[Instructions to follow]
Check the listing below for lines with the word "Average" and say how many there are, with nothing but the number.

Part of a data file
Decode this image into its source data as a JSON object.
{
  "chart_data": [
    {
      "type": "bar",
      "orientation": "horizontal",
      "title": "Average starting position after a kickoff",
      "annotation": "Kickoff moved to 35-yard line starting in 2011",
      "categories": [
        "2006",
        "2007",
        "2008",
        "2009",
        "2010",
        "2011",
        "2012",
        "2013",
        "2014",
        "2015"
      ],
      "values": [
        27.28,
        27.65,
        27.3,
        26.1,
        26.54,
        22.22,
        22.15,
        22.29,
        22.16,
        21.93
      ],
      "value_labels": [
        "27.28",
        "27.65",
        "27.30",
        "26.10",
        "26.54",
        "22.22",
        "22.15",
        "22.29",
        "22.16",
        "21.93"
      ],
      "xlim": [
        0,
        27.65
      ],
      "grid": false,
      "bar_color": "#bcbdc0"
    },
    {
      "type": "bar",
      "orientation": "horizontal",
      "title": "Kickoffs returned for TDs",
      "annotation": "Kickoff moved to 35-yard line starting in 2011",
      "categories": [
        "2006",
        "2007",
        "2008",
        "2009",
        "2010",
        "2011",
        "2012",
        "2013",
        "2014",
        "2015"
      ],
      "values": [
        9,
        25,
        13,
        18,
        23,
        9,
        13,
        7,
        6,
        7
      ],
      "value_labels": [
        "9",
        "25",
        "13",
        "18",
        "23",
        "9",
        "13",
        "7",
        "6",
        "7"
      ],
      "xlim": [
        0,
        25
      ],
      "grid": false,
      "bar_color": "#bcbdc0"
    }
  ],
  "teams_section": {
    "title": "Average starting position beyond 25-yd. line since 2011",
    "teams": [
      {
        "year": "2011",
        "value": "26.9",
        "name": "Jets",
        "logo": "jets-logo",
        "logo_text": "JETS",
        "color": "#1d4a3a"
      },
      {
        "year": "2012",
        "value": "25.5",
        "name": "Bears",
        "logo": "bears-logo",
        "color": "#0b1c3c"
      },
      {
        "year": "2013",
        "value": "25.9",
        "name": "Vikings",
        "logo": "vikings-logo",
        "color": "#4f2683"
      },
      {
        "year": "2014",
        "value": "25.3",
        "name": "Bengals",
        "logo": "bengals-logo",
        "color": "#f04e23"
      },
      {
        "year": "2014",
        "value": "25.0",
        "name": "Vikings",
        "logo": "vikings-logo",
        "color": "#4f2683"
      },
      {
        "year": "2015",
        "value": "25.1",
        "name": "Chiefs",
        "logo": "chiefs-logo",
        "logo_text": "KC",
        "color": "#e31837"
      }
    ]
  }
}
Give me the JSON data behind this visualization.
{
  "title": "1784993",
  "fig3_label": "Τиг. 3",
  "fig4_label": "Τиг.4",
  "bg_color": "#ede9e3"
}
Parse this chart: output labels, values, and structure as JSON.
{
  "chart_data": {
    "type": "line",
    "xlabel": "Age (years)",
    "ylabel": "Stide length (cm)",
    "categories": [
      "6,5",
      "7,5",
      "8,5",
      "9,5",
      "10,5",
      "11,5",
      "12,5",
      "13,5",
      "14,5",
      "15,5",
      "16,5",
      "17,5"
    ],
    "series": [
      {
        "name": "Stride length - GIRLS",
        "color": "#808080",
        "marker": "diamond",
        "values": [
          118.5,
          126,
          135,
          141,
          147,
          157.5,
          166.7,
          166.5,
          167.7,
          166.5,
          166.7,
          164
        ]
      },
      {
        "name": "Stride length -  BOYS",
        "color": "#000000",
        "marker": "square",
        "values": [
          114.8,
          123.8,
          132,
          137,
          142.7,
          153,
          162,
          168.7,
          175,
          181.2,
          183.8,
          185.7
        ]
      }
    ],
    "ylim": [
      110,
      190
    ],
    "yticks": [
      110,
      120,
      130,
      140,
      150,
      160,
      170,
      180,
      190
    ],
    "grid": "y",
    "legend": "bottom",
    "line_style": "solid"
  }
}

[Task response]
2